>>>>>
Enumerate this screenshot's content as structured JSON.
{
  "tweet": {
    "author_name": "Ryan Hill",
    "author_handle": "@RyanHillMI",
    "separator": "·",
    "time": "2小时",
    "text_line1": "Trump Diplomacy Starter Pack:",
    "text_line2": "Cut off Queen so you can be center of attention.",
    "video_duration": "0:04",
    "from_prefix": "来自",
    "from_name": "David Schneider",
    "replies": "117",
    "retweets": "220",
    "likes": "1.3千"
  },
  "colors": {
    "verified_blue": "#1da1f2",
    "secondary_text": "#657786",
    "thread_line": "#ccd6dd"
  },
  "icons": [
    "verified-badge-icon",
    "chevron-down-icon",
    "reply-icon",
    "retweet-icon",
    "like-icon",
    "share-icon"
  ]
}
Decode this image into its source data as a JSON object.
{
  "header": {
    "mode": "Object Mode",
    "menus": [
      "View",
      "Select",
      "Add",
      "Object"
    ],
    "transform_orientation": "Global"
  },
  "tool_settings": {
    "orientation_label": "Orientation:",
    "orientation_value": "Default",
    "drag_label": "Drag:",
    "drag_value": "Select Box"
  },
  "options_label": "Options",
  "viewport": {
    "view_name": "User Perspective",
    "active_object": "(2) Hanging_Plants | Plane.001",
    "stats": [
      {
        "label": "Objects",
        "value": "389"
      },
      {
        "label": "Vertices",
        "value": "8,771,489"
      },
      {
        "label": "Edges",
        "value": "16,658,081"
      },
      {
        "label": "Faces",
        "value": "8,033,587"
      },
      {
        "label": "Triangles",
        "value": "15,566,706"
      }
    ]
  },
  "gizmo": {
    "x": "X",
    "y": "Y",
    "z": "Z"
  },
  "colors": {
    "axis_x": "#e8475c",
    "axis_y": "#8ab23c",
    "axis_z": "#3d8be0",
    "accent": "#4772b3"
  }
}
<<<<<
Output the line containing "Decode this image" and all lines after it to the end of the records, exactly as given.

**Full answer:**
Decode this image into its source data as a JSON object.
{
  "header": {
    "mode": "Object Mode",
    "menus": [
      "View",
      "Select",
      "Add",
      "Object"
    ],
    "transform_orientation": "Global"
  },
  "tool_settings": {
    "orientation_label": "Orientation:",
    "orientation_value": "Default",
    "drag_label": "Drag:",
    "drag_value": "Select Box"
  },
  "options_label": "Options",
  "viewport": {
    "view_name": "User Perspective",
    "active_object": "(2) Hanging_Plants | Plane.001",
    "stats": [
      {
        "label": "Objects",
        "value": "389"
      },
      {
        "label": "Vertices",
        "value": "8,771,489"
      },
      {
        "label": "Edges",
        "value": "16,658,081"
      },
      {
        "label": "Faces",
        "value": "8,033,587"
      },
      {
        "label": "Triangles",
        "value": "15,566,706"
      }
    ]
  },
  "gizmo": {
    "x": "X",
    "y": "Y",
    "z": "Z"
  },
  "colors": {
    "axis_x": "#e8475c",
    "axis_y": "#8ab23c",
    "axis_z": "#3d8be0",
    "accent": "#4772b3"
  }
}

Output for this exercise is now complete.